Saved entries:
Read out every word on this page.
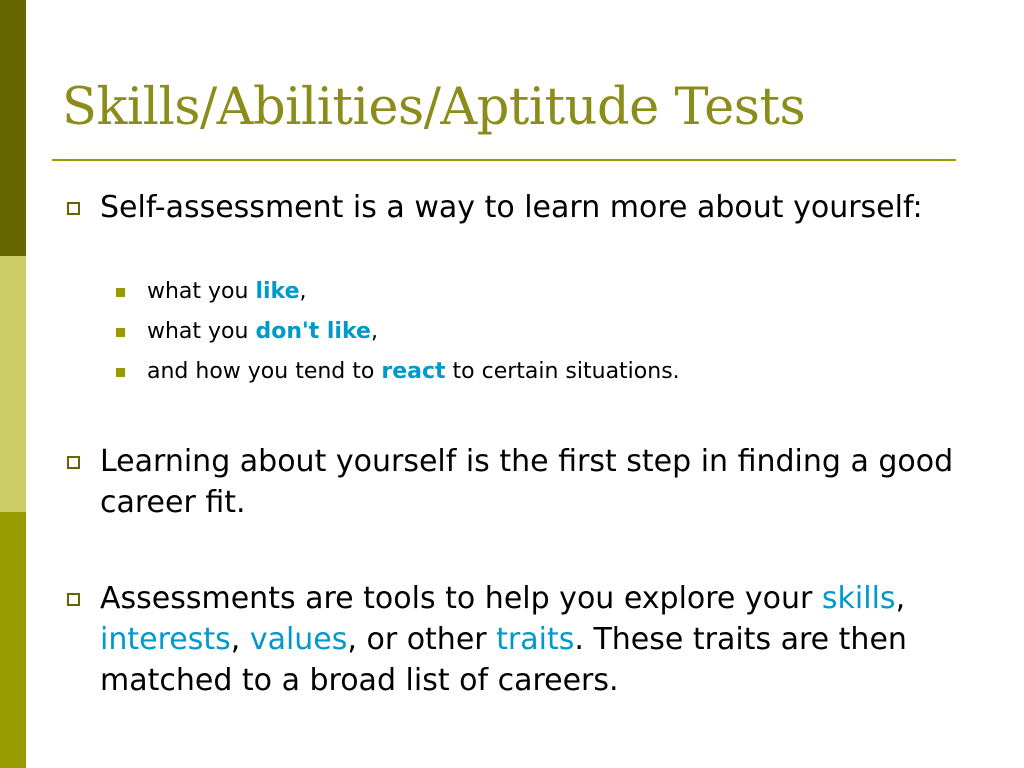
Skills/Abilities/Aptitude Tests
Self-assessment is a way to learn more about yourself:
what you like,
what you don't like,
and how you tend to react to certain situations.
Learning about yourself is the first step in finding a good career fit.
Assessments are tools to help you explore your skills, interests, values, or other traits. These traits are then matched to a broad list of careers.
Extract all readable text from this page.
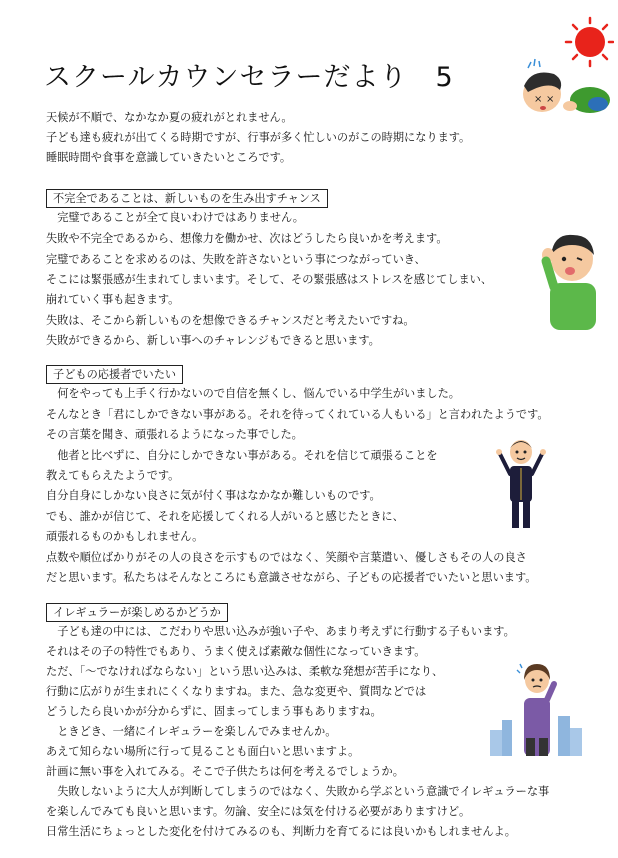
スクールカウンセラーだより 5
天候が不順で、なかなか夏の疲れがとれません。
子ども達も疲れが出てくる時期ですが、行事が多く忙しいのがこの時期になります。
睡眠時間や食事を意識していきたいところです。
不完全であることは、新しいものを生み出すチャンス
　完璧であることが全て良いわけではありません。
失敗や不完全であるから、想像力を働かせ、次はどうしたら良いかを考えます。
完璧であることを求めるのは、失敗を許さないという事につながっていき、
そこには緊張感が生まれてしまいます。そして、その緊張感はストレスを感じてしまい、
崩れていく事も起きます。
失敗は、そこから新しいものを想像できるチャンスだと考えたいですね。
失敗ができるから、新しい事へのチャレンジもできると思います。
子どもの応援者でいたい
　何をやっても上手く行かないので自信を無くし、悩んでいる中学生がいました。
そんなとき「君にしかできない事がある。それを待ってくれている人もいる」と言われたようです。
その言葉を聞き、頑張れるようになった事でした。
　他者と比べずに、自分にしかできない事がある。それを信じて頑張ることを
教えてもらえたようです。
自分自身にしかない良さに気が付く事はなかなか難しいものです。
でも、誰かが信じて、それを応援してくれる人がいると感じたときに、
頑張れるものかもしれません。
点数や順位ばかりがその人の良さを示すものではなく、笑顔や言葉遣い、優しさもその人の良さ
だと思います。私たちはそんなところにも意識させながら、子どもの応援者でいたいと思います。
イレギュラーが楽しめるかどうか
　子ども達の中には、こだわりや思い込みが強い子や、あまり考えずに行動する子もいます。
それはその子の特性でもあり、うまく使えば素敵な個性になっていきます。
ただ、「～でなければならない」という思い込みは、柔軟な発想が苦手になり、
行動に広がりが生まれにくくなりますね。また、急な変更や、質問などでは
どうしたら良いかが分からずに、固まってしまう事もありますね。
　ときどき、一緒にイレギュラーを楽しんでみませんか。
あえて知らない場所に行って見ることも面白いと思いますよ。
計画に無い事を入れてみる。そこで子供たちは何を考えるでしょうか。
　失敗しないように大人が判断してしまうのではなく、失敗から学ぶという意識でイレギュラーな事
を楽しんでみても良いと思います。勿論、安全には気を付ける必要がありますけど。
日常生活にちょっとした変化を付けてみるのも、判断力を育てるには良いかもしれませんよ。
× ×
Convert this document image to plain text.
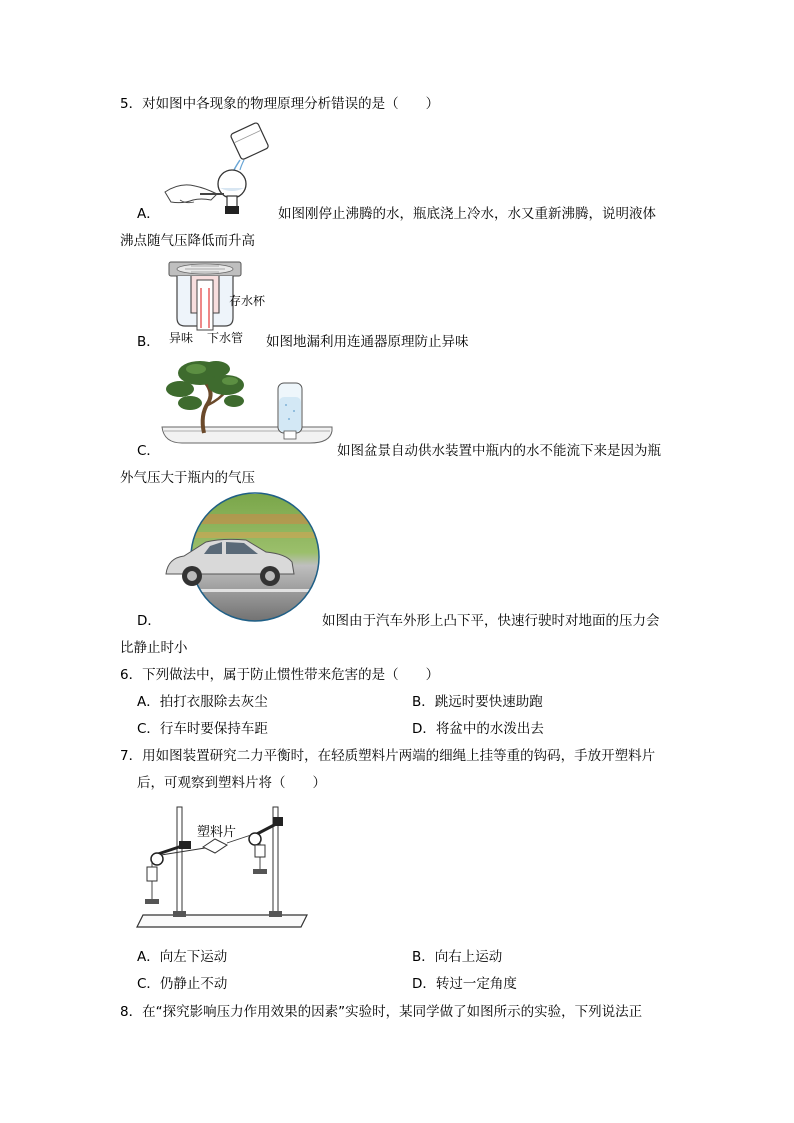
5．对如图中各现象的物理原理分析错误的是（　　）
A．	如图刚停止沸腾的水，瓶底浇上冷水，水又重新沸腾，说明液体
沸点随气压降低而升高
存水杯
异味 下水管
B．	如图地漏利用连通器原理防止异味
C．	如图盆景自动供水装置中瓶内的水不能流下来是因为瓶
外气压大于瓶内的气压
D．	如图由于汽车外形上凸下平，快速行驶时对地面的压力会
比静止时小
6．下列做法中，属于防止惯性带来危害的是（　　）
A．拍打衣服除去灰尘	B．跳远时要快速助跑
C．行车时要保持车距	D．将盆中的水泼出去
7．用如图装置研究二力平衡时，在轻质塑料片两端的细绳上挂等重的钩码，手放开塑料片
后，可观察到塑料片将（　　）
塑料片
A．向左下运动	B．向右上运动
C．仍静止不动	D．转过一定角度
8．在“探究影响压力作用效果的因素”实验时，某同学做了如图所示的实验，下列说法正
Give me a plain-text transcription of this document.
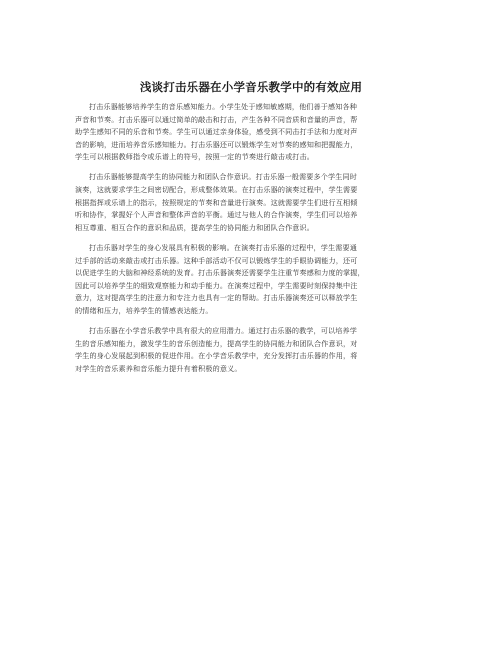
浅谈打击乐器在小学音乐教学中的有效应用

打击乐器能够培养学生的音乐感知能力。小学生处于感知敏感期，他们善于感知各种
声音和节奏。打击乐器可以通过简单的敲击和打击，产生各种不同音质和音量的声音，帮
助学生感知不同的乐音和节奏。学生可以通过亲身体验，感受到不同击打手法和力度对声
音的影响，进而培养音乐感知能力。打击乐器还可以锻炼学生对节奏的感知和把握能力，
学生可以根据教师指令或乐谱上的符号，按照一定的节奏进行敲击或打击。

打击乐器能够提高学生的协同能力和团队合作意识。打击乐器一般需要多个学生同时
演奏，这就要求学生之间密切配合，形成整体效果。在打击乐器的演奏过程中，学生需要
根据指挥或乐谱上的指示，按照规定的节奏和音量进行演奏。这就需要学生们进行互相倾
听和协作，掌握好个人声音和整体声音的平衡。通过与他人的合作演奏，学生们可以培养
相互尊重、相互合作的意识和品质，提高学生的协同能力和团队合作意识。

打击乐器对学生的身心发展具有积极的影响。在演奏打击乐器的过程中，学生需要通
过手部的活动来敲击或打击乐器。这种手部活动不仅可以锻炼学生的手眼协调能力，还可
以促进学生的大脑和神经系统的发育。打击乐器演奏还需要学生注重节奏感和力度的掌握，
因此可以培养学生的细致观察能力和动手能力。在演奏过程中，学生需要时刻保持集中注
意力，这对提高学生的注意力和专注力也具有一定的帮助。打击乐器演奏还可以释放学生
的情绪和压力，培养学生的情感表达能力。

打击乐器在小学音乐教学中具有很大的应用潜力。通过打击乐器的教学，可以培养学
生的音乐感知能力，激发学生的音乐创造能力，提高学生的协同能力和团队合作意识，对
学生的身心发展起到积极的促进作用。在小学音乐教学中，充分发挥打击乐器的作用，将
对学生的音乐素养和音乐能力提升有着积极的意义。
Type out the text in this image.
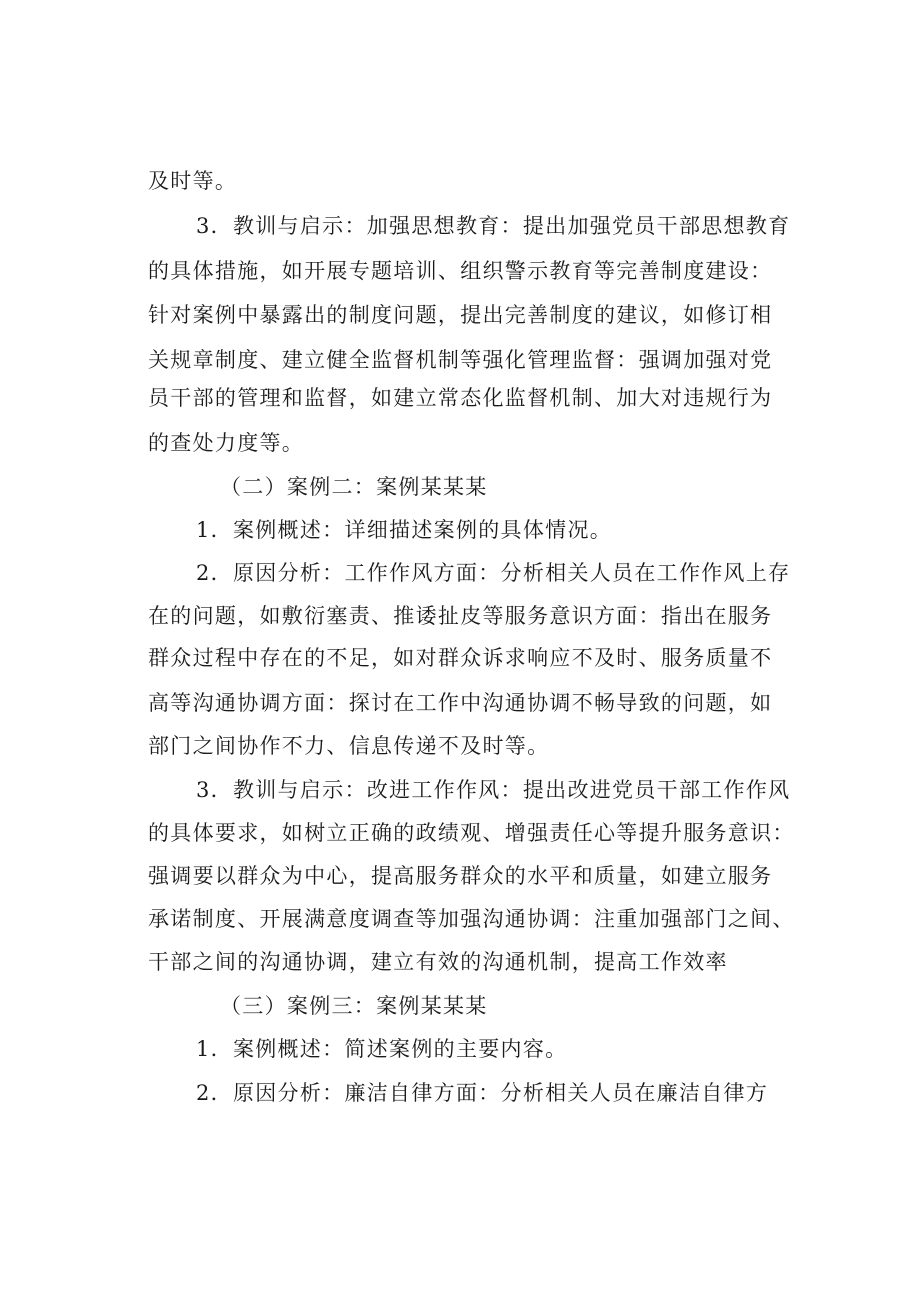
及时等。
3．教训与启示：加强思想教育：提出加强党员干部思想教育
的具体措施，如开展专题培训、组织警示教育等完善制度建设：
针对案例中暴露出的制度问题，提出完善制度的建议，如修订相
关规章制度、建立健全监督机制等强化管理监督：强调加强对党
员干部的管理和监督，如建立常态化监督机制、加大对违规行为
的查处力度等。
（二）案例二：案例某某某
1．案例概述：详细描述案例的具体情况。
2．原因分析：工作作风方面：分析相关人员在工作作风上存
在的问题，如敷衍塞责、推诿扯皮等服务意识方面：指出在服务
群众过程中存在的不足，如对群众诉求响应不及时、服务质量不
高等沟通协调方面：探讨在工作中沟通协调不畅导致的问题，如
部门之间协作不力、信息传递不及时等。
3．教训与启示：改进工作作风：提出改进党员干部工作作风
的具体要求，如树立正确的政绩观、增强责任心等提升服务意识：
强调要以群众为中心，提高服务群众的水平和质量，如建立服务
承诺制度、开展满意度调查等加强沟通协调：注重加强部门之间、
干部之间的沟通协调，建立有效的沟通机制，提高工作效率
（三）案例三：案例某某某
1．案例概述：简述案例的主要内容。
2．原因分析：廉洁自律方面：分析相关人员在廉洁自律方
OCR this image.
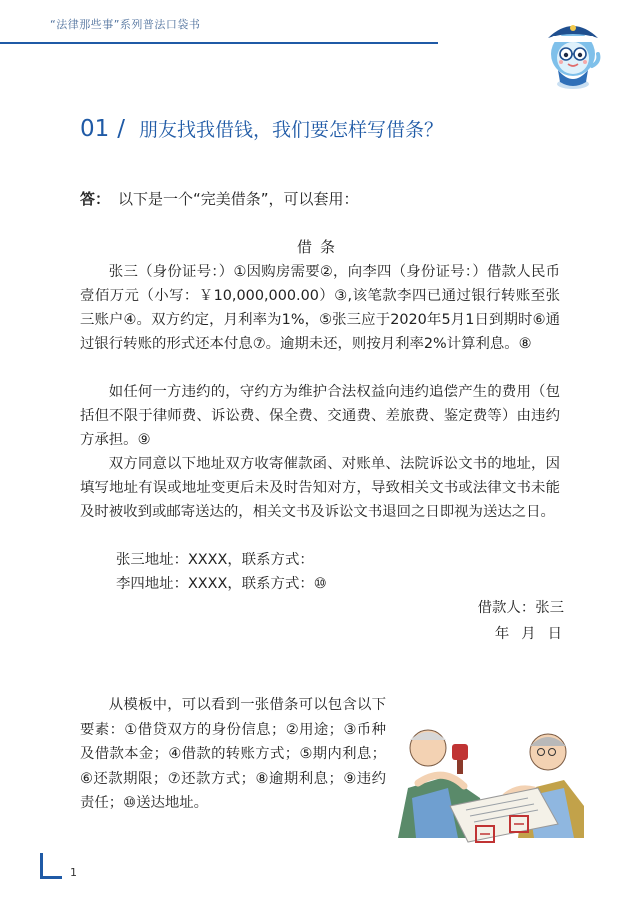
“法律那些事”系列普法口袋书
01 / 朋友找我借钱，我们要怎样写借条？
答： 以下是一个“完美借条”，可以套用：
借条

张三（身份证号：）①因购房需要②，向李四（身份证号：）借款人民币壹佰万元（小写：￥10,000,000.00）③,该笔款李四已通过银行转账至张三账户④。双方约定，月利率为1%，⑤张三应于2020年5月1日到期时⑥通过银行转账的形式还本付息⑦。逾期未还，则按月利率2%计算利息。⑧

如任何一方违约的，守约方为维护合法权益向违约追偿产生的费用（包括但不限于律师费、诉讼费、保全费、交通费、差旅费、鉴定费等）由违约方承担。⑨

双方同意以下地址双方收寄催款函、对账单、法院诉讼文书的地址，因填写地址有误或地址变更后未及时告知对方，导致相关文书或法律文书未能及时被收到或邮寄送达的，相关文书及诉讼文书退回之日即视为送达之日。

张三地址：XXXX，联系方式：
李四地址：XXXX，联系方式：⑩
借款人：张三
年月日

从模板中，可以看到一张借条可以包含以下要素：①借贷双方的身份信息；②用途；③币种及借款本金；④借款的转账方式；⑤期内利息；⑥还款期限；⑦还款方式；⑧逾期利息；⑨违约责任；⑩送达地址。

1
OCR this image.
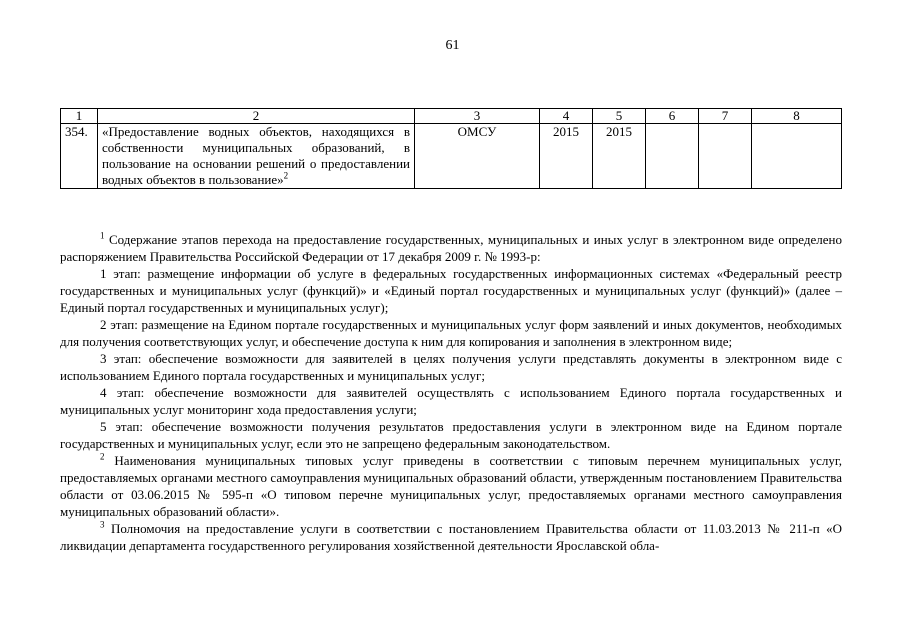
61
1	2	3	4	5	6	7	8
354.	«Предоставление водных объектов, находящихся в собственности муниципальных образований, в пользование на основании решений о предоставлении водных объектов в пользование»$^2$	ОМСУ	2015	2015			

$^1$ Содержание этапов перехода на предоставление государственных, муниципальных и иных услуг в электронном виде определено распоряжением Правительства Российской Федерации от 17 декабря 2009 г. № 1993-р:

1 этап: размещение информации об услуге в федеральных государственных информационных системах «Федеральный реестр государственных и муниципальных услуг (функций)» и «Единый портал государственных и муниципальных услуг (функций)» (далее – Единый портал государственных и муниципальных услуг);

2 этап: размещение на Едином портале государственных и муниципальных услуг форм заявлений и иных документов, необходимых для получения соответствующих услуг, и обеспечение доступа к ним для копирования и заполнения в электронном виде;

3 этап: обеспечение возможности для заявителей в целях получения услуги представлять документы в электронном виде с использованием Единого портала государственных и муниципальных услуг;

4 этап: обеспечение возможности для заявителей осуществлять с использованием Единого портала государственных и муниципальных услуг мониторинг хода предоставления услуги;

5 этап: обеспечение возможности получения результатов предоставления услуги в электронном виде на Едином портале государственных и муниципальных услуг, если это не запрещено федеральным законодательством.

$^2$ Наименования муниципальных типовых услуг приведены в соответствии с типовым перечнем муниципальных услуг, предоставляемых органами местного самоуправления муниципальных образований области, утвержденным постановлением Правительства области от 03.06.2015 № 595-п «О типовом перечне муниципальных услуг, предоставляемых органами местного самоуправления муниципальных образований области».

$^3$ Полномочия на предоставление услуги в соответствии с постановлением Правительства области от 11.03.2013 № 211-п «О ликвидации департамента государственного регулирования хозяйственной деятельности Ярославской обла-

GOAL: Give the count of lines in the listing above that include "портале", with no other words.

FULL SOLUTION: 2